--- Data excerpts ---
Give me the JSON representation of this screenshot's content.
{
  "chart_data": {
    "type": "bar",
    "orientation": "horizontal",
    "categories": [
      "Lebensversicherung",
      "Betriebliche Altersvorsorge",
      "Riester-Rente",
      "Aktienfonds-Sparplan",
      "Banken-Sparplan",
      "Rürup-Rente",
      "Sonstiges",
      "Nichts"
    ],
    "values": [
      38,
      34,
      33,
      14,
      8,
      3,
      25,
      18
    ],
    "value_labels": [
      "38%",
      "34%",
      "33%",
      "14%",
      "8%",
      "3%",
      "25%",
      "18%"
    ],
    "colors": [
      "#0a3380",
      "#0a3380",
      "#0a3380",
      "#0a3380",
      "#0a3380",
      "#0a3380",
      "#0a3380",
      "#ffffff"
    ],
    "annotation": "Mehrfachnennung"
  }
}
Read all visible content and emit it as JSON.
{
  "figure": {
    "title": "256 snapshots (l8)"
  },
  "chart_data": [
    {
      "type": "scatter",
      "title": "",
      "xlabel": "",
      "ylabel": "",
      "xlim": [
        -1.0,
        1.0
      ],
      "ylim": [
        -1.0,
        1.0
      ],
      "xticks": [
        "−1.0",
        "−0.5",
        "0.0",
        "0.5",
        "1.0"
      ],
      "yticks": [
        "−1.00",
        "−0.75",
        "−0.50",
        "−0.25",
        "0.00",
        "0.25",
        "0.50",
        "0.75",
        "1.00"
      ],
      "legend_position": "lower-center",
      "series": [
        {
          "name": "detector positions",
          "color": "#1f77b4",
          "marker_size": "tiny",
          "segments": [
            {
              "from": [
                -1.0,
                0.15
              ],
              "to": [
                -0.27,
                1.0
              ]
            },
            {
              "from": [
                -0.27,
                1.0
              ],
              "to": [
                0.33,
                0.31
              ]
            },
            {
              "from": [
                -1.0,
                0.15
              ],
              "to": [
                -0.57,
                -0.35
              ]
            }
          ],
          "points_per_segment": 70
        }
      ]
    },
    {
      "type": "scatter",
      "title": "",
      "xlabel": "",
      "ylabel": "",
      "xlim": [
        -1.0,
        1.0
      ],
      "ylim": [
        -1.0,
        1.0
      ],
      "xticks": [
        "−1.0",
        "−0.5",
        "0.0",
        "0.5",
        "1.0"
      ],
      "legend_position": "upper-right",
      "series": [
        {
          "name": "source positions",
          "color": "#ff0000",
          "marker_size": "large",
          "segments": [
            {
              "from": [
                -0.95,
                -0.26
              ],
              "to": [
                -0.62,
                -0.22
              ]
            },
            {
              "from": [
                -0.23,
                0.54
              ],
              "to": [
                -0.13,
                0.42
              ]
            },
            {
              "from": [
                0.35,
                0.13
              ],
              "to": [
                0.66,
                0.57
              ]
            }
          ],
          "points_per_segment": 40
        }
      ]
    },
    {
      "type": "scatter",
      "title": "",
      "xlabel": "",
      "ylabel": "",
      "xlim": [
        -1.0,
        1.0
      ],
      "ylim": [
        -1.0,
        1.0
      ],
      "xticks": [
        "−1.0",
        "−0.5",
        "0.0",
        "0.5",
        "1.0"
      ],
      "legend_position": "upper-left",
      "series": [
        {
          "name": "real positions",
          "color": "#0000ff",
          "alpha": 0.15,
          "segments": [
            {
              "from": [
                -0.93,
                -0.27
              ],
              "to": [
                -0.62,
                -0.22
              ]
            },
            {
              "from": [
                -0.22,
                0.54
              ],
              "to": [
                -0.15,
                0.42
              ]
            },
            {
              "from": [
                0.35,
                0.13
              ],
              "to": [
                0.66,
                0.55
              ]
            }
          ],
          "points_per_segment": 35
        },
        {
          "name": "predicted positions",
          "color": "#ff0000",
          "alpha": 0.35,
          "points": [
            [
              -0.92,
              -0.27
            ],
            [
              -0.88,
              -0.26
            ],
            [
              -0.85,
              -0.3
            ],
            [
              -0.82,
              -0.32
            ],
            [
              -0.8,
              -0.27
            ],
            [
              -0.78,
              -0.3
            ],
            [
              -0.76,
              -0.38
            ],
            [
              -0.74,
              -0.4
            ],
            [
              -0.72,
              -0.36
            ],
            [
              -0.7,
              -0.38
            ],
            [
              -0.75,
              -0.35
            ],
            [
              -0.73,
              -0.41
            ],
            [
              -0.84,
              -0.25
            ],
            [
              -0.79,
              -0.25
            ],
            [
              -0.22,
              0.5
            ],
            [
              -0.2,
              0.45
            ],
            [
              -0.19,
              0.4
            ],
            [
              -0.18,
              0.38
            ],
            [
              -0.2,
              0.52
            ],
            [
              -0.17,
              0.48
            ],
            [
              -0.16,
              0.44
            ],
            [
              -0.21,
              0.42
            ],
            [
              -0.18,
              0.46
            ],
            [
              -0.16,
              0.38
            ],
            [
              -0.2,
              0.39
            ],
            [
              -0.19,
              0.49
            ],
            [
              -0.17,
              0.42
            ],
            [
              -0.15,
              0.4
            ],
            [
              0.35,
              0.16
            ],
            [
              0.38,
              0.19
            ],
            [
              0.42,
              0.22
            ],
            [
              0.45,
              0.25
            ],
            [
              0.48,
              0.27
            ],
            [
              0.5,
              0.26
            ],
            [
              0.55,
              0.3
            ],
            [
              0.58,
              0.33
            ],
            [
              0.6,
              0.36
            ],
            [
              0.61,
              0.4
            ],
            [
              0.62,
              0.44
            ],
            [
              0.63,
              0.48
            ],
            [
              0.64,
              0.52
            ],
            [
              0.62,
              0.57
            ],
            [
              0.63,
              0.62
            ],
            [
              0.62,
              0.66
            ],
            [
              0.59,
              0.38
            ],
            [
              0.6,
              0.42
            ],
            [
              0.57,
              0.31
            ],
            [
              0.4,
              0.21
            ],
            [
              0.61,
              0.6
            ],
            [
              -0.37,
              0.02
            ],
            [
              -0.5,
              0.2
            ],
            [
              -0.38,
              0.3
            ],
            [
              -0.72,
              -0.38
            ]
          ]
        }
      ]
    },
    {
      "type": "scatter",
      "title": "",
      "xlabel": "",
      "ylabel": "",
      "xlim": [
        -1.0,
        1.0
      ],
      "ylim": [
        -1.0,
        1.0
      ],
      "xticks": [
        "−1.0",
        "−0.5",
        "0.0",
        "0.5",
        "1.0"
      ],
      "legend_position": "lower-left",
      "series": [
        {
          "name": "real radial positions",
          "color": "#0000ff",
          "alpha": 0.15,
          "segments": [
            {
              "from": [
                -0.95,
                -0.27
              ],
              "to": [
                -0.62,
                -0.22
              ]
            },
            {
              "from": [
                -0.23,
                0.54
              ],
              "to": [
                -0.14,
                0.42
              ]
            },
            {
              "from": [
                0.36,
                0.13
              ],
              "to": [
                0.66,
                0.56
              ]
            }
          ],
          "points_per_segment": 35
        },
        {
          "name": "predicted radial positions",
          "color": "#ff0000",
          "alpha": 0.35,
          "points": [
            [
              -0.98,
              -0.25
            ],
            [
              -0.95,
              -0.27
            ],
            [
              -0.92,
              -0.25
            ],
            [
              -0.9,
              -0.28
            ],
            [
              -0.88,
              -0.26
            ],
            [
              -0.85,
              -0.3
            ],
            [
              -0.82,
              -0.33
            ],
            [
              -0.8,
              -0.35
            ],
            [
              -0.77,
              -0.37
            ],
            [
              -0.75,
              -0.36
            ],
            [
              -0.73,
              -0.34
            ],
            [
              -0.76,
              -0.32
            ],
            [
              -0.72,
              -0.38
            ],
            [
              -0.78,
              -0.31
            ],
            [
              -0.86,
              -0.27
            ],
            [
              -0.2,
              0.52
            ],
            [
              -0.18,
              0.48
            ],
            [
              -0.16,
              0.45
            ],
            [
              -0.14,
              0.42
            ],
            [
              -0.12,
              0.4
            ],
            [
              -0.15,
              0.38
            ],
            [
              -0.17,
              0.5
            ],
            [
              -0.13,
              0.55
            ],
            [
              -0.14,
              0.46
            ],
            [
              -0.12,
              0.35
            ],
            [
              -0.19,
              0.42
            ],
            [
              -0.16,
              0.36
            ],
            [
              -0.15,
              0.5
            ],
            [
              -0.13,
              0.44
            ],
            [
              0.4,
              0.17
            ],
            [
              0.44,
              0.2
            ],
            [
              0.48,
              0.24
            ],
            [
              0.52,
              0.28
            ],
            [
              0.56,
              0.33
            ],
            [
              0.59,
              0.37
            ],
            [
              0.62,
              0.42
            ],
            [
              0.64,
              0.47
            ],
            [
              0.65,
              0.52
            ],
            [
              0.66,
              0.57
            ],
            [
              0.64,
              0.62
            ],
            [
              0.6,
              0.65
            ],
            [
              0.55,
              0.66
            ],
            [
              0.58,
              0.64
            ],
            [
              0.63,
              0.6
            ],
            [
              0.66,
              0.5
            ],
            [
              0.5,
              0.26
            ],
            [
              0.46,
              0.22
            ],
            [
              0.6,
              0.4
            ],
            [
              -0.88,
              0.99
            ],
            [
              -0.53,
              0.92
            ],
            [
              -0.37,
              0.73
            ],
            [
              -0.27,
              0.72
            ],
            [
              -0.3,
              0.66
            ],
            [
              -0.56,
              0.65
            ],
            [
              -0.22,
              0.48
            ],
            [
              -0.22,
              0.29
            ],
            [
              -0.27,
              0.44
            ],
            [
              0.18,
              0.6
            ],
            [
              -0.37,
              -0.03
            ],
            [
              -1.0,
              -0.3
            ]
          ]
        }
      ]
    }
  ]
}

--- Description of the task ---
Copy out the lines in which the string "left" appears.

--- Result of the exercise ---
      "legend_position": "upper-left",
      "legend_position": "lower-left",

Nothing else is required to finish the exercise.